SHORT EXERCISE: Output the data that follows exactly, line for line.

** START OF INPUT DATA **

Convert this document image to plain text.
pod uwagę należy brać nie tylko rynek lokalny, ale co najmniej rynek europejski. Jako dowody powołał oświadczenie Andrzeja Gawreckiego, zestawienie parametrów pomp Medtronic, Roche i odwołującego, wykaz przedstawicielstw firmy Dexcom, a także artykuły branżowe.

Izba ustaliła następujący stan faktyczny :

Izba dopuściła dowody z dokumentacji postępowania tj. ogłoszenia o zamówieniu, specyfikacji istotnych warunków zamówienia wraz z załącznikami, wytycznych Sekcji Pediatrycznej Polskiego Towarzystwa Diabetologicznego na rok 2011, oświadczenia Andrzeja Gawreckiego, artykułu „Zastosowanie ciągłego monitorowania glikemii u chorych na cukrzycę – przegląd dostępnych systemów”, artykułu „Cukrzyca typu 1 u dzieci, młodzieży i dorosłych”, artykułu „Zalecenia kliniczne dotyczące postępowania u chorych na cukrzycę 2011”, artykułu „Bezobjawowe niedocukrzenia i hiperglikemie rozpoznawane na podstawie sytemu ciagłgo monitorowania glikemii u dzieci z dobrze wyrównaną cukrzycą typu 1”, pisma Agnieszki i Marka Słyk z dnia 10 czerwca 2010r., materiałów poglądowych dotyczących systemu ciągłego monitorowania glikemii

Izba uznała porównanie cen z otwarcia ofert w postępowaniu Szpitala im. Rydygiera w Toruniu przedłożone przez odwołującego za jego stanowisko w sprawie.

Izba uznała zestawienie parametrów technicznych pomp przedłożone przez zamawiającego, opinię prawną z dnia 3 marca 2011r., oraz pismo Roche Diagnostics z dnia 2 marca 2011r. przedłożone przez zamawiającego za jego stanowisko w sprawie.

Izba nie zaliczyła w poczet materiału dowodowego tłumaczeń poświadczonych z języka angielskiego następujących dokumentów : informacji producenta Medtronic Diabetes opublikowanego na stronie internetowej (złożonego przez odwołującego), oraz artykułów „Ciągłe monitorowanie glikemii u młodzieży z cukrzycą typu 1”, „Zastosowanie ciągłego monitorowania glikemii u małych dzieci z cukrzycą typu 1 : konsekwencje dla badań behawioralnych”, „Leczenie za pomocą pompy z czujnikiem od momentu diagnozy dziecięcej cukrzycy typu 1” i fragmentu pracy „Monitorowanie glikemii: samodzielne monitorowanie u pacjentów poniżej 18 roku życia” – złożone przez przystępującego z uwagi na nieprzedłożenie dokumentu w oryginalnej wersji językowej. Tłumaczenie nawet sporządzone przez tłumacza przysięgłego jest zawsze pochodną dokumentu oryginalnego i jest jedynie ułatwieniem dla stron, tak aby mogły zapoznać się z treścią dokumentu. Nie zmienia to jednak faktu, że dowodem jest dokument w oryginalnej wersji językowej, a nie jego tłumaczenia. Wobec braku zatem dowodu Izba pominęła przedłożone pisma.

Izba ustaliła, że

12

** END OF INPUT DATA **

SOLUTION BELOW:
Convert this document image to plain text.
pod uwagę należy brać nie tylko rynek lokalny, ale co najmniej rynek europejski. Jako dowody powołał oświadczenie Andrzeja Gawreckiego, zestawienie parametrów pomp Medtronic, Roche i odwołującego, wykaz przedstawicielstw firmy Dexcom, a także artykuły branżowe.

Izba ustaliła następujący stan faktyczny :

Izba dopuściła dowody z dokumentacji postępowania tj. ogłoszenia o zamówieniu, specyfikacji istotnych warunków zamówienia wraz z załącznikami, wytycznych Sekcji Pediatrycznej Polskiego Towarzystwa Diabetologicznego na rok 2011, oświadczenia Andrzeja Gawreckiego, artykułu „Zastosowanie ciągłego monitorowania glikemii u chorych na cukrzycę – przegląd dostępnych systemów”, artykułu „Cukrzyca typu 1 u dzieci, młodzieży i dorosłych”, artykułu „Zalecenia kliniczne dotyczące postępowania u chorych na cukrzycę 2011”, artykułu „Bezobjawowe niedocukrzenia i hiperglikemie rozpoznawane na podstawie sytemu ciagłgo monitorowania glikemii u dzieci z dobrze wyrównaną cukrzycą typu 1”, pisma Agnieszki i Marka Słyk z dnia 10 czerwca 2010r., materiałów poglądowych dotyczących systemu ciągłego monitorowania glikemii

Izba uznała porównanie cen z otwarcia ofert w postępowaniu Szpitala im. Rydygiera w Toruniu przedłożone przez odwołującego za jego stanowisko w sprawie.

Izba uznała zestawienie parametrów technicznych pomp przedłożone przez zamawiającego, opinię prawną z dnia 3 marca 2011r., oraz pismo Roche Diagnostics z dnia 2 marca 2011r. przedłożone przez zamawiającego za jego stanowisko w sprawie.

Izba nie zaliczyła w poczet materiału dowodowego tłumaczeń poświadczonych z języka angielskiego następujących dokumentów : informacji producenta Medtronic Diabetes opublikowanego na stronie internetowej (złożonego przez odwołującego), oraz artykułów „Ciągłe monitorowanie glikemii u młodzieży z cukrzycą typu 1”, „Zastosowanie ciągłego monitorowania glikemii u małych dzieci z cukrzycą typu 1 : konsekwencje dla badań behawioralnych”, „Leczenie za pomocą pompy z czujnikiem od momentu diagnozy dziecięcej cukrzycy typu 1” i fragmentu pracy „Monitorowanie glikemii: samodzielne monitorowanie u pacjentów poniżej 18 roku życia” – złożone przez przystępującego z uwagi na nieprzedłożenie dokumentu w oryginalnej wersji językowej. Tłumaczenie nawet sporządzone przez tłumacza przysięgłego jest zawsze pochodną dokumentu oryginalnego i jest jedynie ułatwieniem dla stron, tak aby mogły zapoznać się z treścią dokumentu. Nie zmienia to jednak faktu, że dowodem jest dokument w oryginalnej wersji językowej, a nie jego tłumaczenia. Wobec braku zatem dowodu Izba pominęła przedłożone pisma.

Izba ustaliła, że

12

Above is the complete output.